::: EXCERPTED RECORDS

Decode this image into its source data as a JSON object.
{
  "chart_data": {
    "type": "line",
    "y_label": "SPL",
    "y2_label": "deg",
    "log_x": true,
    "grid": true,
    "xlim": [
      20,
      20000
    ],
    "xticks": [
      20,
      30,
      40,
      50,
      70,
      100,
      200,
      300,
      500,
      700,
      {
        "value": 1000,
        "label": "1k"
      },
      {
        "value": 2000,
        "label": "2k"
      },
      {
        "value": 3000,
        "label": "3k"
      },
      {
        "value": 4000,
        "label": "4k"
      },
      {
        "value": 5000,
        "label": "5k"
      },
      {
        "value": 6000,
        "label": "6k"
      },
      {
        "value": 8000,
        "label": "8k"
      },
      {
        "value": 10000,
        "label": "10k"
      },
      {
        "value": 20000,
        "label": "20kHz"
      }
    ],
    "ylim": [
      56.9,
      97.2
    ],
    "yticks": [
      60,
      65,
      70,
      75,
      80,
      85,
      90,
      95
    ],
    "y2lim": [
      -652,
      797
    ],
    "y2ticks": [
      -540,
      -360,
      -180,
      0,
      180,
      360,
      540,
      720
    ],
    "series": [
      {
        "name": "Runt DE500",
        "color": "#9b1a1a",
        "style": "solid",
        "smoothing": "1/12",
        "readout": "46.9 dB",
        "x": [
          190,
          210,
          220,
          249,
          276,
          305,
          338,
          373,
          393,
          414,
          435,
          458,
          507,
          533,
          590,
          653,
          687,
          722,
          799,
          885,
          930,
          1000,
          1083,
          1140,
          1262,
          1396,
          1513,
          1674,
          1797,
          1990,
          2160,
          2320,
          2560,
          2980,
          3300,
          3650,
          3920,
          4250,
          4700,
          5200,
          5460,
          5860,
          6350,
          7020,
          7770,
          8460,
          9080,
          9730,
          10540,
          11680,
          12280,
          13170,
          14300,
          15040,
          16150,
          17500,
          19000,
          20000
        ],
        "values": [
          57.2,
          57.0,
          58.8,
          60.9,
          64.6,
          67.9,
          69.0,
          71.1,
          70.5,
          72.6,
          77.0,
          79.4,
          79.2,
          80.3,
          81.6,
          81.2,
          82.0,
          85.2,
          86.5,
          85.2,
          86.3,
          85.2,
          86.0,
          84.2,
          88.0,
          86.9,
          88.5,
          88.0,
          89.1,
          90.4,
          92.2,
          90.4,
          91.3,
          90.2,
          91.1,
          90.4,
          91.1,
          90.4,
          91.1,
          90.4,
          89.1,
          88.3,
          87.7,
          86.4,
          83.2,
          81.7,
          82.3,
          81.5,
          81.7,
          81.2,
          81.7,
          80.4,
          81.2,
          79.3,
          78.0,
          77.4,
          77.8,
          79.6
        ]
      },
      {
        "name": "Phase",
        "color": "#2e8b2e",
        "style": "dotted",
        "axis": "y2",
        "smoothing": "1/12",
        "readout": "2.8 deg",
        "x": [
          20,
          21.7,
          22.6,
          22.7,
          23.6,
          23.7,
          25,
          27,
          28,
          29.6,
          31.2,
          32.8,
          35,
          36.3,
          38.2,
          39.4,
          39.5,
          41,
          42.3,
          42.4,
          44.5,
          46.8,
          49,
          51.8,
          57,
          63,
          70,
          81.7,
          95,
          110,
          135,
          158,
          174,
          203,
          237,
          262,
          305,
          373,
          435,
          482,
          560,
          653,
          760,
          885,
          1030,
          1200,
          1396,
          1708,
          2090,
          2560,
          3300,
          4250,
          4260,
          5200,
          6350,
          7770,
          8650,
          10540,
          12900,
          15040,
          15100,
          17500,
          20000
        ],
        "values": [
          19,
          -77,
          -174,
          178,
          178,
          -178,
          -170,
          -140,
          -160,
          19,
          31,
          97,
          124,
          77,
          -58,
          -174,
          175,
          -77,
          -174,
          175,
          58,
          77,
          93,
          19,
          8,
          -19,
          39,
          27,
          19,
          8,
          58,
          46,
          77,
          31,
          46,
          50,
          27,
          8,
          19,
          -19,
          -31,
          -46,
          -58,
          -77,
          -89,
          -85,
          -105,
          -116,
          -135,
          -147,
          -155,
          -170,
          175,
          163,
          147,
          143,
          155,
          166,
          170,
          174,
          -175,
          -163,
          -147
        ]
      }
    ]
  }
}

::::::

WHAT YOU WILL DO:
Transcribe the records above exactly as they appear.

SOLUTION:
Decode this image into its source data as a JSON object.
{
  "chart_data": {
    "type": "line",
    "y_label": "SPL",
    "y2_label": "deg",
    "log_x": true,
    "grid": true,
    "xlim": [
      20,
      20000
    ],
    "xticks": [
      20,
      30,
      40,
      50,
      70,
      100,
      200,
      300,
      500,
      700,
      {
        "value": 1000,
        "label": "1k"
      },
      {
        "value": 2000,
        "label": "2k"
      },
      {
        "value": 3000,
        "label": "3k"
      },
      {
        "value": 4000,
        "label": "4k"
      },
      {
        "value": 5000,
        "label": "5k"
      },
      {
        "value": 6000,
        "label": "6k"
      },
      {
        "value": 8000,
        "label": "8k"
      },
      {
        "value": 10000,
        "label": "10k"
      },
      {
        "value": 20000,
        "label": "20kHz"
      }
    ],
    "ylim": [
      56.9,
      97.2
    ],
    "yticks": [
      60,
      65,
      70,
      75,
      80,
      85,
      90,
      95
    ],
    "y2lim": [
      -652,
      797
    ],
    "y2ticks": [
      -540,
      -360,
      -180,
      0,
      180,
      360,
      540,
      720
    ],
    "series": [
      {
        "name": "Runt DE500",
        "color": "#9b1a1a",
        "style": "solid",
        "smoothing": "1/12",
        "readout": "46.9 dB",
        "x": [
          190,
          210,
          220,
          249,
          276,
          305,
          338,
          373,
          393,
          414,
          435,
          458,
          507,
          533,
          590,
          653,
          687,
          722,
          799,
          885,
          930,
          1000,
          1083,
          1140,
          1262,
          1396,
          1513,
          1674,
          1797,
          1990,
          2160,
          2320,
          2560,
          2980,
          3300,
          3650,
          3920,
          4250,
          4700,
          5200,
          5460,
          5860,
          6350,
          7020,
          7770,
          8460,
          9080,
          9730,
          10540,
          11680,
          12280,
          13170,
          14300,
          15040,
          16150,
          17500,
          19000,
          20000
        ],
        "values": [
          57.2,
          57.0,
          58.8,
          60.9,
          64.6,
          67.9,
          69.0,
          71.1,
          70.5,
          72.6,
          77.0,
          79.4,
          79.2,
          80.3,
          81.6,
          81.2,
          82.0,
          85.2,
          86.5,
          85.2,
          86.3,
          85.2,
          86.0,
          84.2,
          88.0,
          86.9,
          88.5,
          88.0,
          89.1,
          90.4,
          92.2,
          90.4,
          91.3,
          90.2,
          91.1,
          90.4,
          91.1,
          90.4,
          91.1,
          90.4,
          89.1,
          88.3,
          87.7,
          86.4,
          83.2,
          81.7,
          82.3,
          81.5,
          81.7,
          81.2,
          81.7,
          80.4,
          81.2,
          79.3,
          78.0,
          77.4,
          77.8,
          79.6
        ]
      },
      {
        "name": "Phase",
        "color": "#2e8b2e",
        "style": "dotted",
        "axis": "y2",
        "smoothing": "1/12",
        "readout": "2.8 deg",
        "x": [
          20,
          21.7,
          22.6,
          22.7,
          23.6,
          23.7,
          25,
          27,
          28,
          29.6,
          31.2,
          32.8,
          35,
          36.3,
          38.2,
          39.4,
          39.5,
          41,
          42.3,
          42.4,
          44.5,
          46.8,
          49,
          51.8,
          57,
          63,
          70,
          81.7,
          95,
          110,
          135,
          158,
          174,
          203,
          237,
          262,
          305,
          373,
          435,
          482,
          560,
          653,
          760,
          885,
          1030,
          1200,
          1396,
          1708,
          2090,
          2560,
          3300,
          4250,
          4260,
          5200,
          6350,
          7770,
          8650,
          10540,
          12900,
          15040,
          15100,
          17500,
          20000
        ],
        "values": [
          19,
          -77,
          -174,
          178,
          178,
          -178,
          -170,
          -140,
          -160,
          19,
          31,
          97,
          124,
          77,
          -58,
          -174,
          175,
          -77,
          -174,
          175,
          58,
          77,
          93,
          19,
          8,
          -19,
          39,
          27,
          19,
          8,
          58,
          46,
          77,
          31,
          46,
          50,
          27,
          8,
          19,
          -19,
          -31,
          -46,
          -58,
          -77,
          -89,
          -85,
          -105,
          -116,
          -135,
          -147,
          -155,
          -170,
          175,
          163,
          147,
          143,
          155,
          166,
          170,
          174,
          -175,
          -163,
          -147
        ]
      }
    ]
  }
}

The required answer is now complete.